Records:
══════════════════════════════
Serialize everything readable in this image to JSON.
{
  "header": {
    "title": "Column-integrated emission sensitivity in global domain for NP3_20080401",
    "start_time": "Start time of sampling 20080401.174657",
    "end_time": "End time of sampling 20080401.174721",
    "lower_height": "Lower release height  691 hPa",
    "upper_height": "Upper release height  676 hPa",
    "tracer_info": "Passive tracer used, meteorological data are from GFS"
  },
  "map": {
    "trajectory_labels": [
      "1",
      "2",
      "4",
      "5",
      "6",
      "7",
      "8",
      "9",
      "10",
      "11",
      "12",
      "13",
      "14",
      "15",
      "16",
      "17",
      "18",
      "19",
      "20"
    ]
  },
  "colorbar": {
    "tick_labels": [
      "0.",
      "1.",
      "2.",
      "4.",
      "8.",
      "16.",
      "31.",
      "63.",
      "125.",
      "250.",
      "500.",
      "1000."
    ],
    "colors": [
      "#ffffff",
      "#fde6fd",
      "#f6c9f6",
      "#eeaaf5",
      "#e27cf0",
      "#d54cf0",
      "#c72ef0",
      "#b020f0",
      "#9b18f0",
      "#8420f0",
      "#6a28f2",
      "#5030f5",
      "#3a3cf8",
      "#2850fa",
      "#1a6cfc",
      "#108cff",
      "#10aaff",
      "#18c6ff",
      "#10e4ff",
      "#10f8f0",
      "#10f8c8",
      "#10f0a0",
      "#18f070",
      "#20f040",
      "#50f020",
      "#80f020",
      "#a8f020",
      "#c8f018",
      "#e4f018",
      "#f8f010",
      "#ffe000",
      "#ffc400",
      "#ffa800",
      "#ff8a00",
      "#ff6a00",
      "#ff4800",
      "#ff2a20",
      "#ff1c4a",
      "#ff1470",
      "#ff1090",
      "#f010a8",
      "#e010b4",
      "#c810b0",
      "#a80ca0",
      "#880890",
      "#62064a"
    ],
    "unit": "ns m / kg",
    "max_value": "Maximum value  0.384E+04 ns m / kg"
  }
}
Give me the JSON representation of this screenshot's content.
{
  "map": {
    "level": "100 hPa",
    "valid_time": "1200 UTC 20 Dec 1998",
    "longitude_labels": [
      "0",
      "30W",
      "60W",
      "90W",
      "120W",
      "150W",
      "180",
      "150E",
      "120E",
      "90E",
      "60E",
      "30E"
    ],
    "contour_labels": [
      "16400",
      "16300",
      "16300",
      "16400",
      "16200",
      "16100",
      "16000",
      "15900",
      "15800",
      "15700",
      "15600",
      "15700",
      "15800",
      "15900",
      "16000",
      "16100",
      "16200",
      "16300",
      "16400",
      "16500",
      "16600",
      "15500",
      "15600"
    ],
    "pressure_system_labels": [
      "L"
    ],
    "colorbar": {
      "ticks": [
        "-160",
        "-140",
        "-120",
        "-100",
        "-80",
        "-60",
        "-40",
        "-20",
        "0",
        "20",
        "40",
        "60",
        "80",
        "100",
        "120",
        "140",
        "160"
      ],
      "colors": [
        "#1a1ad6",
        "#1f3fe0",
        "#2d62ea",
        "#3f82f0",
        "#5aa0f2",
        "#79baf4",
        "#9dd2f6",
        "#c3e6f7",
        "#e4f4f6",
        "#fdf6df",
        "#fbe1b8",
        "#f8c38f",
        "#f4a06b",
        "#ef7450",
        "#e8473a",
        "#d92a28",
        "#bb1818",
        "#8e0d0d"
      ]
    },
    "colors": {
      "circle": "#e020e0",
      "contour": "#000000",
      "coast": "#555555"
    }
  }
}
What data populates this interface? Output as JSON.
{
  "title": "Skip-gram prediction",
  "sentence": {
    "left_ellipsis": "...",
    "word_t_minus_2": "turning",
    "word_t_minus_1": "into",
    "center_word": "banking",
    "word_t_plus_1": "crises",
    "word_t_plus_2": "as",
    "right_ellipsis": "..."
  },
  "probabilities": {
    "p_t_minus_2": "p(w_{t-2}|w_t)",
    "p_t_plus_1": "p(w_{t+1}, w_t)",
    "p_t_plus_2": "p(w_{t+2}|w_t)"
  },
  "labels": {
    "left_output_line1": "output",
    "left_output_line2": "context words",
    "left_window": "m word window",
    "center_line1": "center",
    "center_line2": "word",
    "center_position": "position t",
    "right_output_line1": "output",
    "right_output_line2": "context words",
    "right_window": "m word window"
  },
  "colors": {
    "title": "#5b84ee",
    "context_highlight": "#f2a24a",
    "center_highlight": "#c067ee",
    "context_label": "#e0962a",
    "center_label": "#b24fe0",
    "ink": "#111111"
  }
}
══════════════════════════════
> [Work to complete] Pull out the lines above in which the word "data" appears.

> [Complete output]
    "tracer_info": "Passive tracer used, meteorological data are from GFS"
What data populates this interface? Output as JSON.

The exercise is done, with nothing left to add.